++++ Data yang Disediakan
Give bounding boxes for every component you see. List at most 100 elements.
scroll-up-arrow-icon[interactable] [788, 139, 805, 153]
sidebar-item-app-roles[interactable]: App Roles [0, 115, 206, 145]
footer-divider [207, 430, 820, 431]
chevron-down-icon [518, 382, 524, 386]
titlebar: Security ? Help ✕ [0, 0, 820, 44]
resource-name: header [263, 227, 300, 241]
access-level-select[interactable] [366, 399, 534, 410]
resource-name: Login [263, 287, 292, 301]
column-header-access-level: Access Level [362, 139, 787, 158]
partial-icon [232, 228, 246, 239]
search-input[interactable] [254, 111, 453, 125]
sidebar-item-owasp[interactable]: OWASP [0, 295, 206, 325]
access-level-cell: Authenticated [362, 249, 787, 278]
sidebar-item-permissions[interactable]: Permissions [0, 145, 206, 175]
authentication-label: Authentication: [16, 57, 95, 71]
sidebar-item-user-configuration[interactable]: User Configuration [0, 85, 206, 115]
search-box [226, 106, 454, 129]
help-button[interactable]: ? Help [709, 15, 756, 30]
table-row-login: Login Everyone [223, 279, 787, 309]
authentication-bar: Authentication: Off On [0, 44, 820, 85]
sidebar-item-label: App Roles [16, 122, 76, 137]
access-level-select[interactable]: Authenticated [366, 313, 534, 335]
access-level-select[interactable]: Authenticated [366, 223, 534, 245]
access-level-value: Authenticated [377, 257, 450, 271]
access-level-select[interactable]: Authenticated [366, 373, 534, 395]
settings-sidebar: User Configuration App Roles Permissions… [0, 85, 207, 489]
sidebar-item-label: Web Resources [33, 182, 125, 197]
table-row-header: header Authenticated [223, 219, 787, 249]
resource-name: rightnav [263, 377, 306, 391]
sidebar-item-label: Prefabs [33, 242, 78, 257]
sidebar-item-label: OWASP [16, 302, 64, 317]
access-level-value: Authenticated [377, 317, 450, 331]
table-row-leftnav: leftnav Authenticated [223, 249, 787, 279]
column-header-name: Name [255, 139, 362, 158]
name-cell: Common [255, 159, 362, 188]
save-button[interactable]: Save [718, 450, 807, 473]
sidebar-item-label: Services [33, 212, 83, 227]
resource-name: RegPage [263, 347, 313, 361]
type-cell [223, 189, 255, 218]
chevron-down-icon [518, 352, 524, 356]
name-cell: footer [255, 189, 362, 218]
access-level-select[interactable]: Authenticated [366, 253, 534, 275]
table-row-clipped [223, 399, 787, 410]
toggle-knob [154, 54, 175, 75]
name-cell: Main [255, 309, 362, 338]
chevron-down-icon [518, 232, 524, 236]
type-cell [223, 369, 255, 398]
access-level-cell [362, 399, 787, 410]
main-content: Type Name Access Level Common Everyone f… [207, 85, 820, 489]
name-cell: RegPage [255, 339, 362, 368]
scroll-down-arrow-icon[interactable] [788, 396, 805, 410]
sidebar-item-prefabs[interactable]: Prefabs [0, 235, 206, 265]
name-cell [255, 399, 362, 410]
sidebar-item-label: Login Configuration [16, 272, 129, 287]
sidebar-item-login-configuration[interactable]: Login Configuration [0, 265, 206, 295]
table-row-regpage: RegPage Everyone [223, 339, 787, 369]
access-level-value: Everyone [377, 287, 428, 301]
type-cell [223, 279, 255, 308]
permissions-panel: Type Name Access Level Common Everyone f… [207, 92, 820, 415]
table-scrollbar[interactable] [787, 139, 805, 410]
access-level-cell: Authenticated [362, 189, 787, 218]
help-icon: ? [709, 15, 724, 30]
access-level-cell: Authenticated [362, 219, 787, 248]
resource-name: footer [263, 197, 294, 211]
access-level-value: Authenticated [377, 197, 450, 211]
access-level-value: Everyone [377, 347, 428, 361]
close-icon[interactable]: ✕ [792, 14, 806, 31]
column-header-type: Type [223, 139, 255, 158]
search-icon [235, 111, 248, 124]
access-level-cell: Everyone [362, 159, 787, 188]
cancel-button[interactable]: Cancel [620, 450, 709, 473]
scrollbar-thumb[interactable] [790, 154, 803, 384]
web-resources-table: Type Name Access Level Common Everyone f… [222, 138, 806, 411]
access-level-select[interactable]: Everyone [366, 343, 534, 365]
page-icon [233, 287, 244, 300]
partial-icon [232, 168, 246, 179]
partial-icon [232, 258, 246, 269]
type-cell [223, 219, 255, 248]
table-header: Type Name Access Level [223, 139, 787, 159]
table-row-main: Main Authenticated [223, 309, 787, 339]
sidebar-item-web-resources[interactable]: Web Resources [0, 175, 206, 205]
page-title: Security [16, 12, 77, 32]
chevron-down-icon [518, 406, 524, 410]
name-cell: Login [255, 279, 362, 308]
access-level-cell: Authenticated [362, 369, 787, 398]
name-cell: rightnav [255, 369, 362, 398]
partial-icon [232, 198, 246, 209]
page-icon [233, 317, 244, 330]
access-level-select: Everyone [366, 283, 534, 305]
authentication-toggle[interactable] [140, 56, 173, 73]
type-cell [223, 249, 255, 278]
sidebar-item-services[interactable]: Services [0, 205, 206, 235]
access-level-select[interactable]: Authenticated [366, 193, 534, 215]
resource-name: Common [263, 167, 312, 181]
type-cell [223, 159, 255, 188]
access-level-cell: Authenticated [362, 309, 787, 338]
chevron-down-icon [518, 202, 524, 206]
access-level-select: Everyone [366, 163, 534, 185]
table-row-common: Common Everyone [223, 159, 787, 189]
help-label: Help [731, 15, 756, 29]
++++++++
## Ketentuan Tugas
Sebutkan berapa banyak baris yang memuat string "label", dengan huruf besar dan huruf kecil dibedakan. Tuliskan angkanya saja.

## Hasil Keluaran
8